====== GIVEN RECORDS

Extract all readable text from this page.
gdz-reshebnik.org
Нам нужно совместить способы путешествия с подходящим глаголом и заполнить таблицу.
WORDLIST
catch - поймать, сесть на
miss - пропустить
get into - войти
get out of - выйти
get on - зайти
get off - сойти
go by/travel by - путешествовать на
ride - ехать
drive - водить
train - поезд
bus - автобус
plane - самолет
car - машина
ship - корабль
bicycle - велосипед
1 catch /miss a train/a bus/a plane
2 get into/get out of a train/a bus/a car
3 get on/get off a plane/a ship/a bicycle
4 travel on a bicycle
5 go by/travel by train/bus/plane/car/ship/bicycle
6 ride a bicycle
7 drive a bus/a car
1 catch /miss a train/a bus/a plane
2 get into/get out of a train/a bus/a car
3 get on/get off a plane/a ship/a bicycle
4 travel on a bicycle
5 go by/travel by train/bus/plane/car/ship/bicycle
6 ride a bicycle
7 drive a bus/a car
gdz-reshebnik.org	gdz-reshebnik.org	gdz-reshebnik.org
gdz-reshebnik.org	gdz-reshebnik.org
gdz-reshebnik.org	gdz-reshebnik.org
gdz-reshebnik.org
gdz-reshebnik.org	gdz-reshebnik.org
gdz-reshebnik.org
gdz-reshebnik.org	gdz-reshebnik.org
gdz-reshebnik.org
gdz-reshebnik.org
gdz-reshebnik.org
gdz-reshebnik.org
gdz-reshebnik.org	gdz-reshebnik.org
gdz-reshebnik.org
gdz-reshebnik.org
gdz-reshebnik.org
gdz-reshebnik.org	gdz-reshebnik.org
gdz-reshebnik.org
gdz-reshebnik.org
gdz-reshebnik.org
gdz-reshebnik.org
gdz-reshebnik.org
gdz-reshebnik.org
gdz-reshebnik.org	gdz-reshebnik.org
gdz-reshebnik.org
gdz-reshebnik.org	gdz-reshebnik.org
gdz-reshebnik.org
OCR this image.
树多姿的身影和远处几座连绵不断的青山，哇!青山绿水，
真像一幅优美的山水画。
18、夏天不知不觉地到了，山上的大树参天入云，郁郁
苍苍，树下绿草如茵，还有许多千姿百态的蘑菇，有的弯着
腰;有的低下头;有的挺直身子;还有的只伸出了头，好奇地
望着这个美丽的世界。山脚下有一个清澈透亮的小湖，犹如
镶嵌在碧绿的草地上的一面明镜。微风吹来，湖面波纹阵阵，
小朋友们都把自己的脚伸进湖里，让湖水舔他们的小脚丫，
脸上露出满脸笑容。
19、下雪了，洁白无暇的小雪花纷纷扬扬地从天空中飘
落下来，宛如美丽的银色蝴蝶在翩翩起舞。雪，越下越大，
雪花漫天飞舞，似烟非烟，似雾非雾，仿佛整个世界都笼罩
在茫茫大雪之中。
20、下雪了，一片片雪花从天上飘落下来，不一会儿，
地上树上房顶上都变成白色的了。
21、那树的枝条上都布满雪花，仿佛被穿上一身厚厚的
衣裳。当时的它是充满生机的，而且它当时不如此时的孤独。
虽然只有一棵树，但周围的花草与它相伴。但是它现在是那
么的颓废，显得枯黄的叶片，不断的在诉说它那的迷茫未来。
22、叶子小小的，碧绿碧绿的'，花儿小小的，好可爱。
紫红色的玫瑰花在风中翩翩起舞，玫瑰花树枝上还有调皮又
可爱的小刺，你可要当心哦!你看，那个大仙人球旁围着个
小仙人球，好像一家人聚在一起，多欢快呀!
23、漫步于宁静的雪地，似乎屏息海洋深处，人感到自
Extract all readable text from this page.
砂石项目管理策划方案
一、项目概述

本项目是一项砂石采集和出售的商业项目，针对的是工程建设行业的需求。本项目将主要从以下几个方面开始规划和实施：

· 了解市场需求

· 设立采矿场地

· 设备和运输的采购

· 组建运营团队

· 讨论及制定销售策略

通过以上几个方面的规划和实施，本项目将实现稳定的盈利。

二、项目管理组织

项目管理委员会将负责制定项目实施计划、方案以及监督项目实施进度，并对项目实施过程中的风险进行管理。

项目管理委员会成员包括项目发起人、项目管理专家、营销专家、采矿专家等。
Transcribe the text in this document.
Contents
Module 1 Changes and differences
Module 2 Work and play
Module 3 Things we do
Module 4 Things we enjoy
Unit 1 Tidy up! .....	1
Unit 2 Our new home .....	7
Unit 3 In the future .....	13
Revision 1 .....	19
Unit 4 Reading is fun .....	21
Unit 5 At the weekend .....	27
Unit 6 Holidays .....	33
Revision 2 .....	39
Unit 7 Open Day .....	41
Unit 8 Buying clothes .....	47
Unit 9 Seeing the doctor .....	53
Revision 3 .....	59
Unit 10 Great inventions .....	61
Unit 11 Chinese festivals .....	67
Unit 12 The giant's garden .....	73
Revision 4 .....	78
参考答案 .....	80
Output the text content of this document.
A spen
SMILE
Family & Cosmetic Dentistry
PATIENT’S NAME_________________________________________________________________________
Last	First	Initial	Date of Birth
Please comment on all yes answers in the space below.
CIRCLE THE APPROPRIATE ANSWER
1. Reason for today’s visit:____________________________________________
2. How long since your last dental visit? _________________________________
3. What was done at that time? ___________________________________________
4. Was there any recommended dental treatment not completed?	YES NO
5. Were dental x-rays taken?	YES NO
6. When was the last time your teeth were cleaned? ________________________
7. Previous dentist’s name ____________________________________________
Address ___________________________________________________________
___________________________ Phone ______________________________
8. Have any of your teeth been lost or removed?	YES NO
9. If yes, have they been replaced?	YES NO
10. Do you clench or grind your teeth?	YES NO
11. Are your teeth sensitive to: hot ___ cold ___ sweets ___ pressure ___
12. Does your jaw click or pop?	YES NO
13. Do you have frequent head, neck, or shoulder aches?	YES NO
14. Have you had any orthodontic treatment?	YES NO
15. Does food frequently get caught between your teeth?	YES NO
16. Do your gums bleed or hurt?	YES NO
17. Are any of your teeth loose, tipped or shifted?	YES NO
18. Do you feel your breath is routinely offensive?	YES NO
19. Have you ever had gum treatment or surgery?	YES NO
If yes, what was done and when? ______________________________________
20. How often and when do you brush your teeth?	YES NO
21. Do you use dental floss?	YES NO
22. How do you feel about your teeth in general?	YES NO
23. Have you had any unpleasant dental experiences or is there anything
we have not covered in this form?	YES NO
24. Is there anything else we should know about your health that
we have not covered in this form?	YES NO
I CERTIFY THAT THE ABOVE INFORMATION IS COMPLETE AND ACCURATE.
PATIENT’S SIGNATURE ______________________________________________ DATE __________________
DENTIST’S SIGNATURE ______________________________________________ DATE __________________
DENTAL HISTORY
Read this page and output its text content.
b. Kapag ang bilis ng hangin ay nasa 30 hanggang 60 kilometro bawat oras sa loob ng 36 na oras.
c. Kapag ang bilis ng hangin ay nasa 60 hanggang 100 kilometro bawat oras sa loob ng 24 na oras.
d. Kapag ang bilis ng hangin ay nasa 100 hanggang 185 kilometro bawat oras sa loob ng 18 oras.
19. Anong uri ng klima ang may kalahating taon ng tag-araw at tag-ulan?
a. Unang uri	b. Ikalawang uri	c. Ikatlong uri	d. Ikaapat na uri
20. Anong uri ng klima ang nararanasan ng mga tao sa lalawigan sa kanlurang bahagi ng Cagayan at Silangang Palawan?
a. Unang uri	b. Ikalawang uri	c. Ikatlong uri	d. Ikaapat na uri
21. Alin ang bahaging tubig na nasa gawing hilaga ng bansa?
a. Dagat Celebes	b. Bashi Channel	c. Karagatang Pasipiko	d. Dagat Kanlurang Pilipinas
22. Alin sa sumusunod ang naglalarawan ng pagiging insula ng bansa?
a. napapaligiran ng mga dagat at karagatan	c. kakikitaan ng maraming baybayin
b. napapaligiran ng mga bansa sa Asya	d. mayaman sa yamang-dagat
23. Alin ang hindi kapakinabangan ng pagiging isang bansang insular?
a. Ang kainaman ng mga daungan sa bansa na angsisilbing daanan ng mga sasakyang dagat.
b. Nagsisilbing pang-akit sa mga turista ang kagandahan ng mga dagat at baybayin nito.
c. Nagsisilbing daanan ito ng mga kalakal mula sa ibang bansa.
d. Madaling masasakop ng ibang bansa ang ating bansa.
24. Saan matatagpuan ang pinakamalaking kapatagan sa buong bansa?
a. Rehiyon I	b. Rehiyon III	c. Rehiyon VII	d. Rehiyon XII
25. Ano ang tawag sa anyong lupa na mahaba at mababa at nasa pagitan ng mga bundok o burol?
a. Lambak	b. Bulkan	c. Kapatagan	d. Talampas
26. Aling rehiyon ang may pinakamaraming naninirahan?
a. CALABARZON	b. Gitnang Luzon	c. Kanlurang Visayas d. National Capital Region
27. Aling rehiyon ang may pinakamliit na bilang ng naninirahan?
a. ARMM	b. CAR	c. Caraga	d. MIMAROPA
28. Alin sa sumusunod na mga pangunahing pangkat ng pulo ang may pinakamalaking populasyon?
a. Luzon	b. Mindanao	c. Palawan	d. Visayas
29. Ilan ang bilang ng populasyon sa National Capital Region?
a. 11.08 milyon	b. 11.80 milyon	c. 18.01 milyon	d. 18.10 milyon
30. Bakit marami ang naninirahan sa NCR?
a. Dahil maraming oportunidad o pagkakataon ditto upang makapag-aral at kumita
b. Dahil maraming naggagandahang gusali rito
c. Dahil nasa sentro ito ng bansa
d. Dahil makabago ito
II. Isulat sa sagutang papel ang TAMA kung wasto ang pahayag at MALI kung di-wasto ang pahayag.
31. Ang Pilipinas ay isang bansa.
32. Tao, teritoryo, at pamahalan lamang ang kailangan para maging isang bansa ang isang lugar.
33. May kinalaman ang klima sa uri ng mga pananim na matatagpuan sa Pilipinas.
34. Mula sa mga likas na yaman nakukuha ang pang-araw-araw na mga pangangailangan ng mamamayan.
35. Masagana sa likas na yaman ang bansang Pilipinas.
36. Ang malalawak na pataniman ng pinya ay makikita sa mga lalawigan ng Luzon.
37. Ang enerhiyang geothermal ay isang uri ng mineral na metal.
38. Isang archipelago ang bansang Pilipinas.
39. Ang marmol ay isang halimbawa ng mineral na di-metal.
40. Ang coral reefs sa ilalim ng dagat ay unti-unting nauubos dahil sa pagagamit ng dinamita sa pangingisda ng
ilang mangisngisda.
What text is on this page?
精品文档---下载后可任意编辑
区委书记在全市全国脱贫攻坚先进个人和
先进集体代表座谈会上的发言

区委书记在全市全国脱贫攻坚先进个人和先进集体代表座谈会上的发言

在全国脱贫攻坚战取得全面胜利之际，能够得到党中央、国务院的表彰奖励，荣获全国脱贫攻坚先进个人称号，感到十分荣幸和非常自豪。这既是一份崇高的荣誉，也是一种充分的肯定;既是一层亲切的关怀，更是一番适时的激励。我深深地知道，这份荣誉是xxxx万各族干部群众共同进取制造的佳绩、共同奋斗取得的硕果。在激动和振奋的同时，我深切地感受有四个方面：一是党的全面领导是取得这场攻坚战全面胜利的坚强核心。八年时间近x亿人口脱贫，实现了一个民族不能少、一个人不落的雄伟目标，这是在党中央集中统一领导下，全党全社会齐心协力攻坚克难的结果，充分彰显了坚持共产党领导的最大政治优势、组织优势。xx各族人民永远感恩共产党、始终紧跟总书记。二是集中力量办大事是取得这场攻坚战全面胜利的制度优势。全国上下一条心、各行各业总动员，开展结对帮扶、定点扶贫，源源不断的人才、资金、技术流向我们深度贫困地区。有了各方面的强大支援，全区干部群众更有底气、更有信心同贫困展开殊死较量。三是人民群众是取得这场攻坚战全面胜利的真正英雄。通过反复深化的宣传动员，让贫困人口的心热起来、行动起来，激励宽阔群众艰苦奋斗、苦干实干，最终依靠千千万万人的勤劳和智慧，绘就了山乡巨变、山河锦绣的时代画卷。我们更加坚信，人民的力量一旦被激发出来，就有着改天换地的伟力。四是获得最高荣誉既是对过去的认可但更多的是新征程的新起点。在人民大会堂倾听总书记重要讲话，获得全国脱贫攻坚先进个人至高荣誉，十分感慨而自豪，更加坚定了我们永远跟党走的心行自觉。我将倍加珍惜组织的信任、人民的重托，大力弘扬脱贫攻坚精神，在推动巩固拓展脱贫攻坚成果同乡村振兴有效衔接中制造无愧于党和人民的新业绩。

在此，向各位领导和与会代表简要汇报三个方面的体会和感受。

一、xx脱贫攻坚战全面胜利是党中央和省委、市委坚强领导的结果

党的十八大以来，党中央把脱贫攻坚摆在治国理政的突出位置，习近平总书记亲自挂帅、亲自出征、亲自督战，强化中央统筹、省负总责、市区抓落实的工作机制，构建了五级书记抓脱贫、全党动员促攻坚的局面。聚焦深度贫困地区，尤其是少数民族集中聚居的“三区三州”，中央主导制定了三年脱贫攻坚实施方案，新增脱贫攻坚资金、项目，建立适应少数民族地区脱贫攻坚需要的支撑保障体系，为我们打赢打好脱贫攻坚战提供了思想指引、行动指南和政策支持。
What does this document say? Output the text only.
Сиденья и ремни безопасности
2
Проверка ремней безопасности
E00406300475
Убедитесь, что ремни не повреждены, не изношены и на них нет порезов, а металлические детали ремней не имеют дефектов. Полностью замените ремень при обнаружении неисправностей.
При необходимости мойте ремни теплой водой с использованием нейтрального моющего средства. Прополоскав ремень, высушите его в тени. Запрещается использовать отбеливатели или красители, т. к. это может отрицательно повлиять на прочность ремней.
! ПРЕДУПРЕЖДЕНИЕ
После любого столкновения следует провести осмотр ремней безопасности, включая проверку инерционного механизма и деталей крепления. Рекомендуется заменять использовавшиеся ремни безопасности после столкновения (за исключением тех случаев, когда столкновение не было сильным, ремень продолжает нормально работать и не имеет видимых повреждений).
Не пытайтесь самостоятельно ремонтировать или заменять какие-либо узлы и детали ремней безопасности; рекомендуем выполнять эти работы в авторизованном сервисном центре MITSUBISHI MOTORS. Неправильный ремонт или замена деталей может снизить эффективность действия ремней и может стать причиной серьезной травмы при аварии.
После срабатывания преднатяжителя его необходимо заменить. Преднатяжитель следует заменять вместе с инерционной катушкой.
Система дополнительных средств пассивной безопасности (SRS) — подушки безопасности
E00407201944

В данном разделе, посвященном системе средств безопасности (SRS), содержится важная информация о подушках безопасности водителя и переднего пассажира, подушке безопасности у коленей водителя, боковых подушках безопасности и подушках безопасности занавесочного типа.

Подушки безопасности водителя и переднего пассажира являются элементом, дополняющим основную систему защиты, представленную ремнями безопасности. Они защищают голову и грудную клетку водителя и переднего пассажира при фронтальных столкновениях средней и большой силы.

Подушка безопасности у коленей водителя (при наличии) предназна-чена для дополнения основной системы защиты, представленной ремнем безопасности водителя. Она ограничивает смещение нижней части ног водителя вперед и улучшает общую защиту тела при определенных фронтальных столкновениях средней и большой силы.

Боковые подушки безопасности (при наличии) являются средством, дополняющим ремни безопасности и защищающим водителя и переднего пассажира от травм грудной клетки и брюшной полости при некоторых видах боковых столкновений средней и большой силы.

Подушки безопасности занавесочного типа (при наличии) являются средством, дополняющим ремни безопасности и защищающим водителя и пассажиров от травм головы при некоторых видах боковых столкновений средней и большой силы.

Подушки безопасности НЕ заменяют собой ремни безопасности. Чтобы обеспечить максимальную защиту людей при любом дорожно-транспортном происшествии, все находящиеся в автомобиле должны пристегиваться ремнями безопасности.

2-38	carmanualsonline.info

============

▶ **TASK BRIEF**
Pull out and copy each line containing the string "столкновений".

▶ **THE RESULT**
Боковые подушки безопасности (при наличии) являются средством, дополняющим ремни безопасности и защищающим водителя и переднего пассажира от травм грудной клетки и брюшной полости при некоторых видах боковых столкновений средней и большой силы.
Подушки безопасности занавесочного типа (при наличии) являются средством, дополняющим ремни безопасности и защищающим водителя и пассажиров от травм головы при некоторых видах боковых столкновений средней и большой силы.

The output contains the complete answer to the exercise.